Each line that holds the word "上任取一点" counts once; report how many lines do so and nothing else.

Material shown
◇ ◇ ◇ ◇ ◇ ◇ ◇

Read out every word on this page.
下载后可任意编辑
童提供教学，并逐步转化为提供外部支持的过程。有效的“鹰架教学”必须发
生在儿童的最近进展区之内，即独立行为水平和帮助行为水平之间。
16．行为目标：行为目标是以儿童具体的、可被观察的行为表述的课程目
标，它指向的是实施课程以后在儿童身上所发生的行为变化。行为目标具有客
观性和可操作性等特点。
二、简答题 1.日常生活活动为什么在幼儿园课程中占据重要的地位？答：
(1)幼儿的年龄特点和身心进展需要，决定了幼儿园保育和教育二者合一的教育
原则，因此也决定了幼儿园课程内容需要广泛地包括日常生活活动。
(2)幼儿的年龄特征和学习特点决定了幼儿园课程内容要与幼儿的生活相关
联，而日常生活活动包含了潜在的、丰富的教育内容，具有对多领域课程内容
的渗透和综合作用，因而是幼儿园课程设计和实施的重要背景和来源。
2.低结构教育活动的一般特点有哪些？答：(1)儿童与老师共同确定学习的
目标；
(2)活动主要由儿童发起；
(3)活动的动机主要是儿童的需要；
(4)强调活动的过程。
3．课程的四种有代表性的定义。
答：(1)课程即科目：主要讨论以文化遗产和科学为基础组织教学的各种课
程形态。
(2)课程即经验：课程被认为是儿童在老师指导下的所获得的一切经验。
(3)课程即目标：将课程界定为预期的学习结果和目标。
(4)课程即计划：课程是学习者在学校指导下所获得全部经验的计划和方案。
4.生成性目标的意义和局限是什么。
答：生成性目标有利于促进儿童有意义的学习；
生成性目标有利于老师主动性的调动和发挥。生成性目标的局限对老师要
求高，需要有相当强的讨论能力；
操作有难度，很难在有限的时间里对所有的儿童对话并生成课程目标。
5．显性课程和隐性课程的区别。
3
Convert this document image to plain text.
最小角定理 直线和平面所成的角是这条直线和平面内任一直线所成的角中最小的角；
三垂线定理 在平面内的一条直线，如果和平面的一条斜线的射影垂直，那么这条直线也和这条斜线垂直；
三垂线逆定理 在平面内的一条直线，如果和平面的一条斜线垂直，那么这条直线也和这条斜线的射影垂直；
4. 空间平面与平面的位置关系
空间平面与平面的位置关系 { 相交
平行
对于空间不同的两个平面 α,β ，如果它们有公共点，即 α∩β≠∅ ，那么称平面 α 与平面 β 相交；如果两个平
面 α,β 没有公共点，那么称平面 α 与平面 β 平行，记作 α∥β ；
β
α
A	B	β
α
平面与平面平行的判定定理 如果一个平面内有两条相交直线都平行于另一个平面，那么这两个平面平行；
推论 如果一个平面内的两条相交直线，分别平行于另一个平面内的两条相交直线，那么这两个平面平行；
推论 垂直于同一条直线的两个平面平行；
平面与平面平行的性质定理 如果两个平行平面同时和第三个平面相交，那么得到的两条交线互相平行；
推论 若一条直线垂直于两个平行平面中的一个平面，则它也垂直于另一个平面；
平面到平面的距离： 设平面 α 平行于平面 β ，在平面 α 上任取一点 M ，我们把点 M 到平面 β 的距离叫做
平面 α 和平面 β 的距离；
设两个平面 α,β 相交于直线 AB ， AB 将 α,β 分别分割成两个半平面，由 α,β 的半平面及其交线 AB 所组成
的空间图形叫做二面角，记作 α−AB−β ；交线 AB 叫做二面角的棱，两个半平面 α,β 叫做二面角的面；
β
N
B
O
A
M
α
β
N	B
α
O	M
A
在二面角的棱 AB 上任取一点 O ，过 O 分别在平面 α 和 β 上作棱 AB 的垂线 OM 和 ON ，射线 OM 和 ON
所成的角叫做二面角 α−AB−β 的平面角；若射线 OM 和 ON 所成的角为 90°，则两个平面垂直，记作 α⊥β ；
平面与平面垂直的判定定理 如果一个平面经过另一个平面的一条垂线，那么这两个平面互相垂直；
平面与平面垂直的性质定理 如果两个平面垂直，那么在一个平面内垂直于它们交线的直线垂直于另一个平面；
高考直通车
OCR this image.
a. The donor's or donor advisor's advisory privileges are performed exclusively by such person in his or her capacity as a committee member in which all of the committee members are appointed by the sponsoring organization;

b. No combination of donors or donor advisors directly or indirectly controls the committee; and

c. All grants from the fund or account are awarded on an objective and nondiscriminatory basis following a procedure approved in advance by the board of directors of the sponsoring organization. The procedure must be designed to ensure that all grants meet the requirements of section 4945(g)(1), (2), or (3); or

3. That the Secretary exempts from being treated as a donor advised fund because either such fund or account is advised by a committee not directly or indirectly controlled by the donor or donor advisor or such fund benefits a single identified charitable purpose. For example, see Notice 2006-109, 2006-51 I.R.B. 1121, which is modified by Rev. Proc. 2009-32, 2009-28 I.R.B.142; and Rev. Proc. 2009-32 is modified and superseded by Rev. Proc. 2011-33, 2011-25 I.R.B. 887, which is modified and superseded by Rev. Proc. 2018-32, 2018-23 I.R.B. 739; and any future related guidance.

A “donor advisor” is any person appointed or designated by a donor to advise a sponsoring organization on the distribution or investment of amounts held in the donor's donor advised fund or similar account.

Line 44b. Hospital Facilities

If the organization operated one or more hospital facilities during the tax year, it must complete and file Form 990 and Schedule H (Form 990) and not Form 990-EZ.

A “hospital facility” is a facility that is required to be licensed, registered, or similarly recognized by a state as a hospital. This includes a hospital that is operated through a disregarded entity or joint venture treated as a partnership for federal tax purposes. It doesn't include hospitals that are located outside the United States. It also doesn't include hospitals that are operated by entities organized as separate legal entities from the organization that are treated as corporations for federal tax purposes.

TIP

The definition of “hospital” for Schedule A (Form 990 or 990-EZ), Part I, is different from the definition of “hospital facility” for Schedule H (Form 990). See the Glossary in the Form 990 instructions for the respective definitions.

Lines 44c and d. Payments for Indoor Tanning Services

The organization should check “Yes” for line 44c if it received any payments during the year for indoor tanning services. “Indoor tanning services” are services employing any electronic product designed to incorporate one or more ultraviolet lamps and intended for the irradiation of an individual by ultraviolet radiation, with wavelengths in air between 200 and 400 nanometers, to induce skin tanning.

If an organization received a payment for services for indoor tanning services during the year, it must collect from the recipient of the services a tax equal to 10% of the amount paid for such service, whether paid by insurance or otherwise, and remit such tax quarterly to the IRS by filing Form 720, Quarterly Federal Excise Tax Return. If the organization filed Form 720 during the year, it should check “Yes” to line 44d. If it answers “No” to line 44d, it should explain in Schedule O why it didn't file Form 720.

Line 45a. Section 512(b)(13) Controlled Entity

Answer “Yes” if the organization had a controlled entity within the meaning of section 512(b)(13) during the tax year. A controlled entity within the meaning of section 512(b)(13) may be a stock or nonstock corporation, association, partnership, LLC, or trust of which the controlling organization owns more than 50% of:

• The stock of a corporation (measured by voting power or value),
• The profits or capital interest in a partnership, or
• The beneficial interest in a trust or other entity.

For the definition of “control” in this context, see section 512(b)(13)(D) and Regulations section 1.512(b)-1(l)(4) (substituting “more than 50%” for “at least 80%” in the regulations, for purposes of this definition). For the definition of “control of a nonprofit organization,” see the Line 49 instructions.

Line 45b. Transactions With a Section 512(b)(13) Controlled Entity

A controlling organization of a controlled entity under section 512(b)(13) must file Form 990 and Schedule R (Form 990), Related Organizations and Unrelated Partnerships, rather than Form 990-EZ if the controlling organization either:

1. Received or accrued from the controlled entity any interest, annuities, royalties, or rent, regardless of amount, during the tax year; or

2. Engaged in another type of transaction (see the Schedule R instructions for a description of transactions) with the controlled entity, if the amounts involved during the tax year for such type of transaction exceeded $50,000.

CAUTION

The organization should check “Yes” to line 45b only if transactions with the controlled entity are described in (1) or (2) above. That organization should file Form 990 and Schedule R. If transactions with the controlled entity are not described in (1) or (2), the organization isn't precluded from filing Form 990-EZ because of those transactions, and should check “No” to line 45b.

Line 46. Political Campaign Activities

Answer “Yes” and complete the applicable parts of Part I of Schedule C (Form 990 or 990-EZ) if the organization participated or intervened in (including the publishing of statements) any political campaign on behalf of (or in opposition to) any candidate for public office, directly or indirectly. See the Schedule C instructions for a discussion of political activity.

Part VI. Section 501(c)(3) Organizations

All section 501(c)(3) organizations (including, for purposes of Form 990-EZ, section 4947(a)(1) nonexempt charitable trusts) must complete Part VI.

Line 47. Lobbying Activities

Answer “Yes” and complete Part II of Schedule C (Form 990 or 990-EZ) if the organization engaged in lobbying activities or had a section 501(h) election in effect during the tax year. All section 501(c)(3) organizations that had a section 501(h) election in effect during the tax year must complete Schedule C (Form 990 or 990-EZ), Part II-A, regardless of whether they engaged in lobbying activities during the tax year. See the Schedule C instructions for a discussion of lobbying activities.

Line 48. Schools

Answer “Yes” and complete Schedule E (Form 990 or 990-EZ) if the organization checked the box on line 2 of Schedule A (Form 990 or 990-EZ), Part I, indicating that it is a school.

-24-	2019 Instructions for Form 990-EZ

◇ ◇ ◇ ◇ ◇ ◇ ◇

Written response
2